■ EXERCISE INSTRUCTIONS: Leave out the pictures and return every entry exactly as it appears.

+++ DATA SUPPLIED +++

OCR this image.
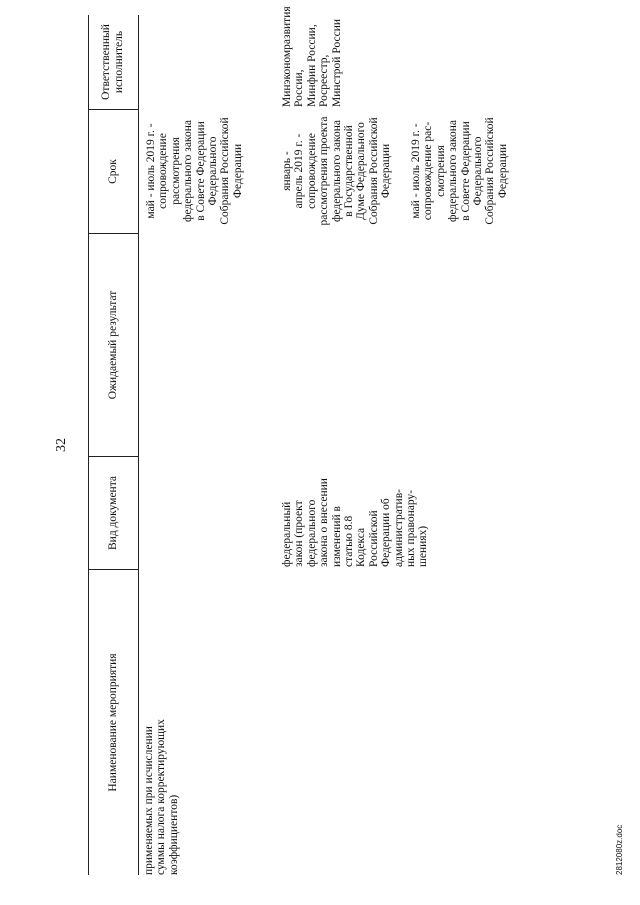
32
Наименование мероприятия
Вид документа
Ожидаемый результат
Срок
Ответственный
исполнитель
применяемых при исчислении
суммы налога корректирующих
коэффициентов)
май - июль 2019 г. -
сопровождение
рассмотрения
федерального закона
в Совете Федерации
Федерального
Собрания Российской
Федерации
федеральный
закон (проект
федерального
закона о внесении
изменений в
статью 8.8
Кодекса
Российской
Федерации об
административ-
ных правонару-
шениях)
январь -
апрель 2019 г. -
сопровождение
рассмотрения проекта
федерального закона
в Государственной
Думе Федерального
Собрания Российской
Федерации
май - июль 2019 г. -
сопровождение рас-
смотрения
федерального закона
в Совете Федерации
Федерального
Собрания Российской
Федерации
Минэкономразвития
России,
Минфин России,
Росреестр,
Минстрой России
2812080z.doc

+++

■ OUTPUT FOR THIS EXERCISE:
OCR this image.
32
Наименование мероприятия
Вид документа
Ожидаемый результат
Срок
Ответственный
исполнитель
применяемых при исчислении
суммы налога корректирующих
коэффициентов)
май - июль 2019 г. -
сопровождение
рассмотрения
федерального закона
в Совете Федерации
Федерального
Собрания Российской
Федерации
федеральный
закон (проект
федерального
закона о внесении
изменений в
статью 8.8
Кодекса
Российской
Федерации об
административ-
ных правонару-
шениях)
январь -
апрель 2019 г. -
сопровождение
рассмотрения проекта
федерального закона
в Государственной
Думе Федерального
Собрания Российской
Федерации
май - июль 2019 г. -
сопровождение рас-
смотрения
федерального закона
в Совете Федерации
Федерального
Собрания Российской
Федерации
Минэкономразвития
России,
Минфин России,
Росреестр,
Минстрой России
2812080z.doc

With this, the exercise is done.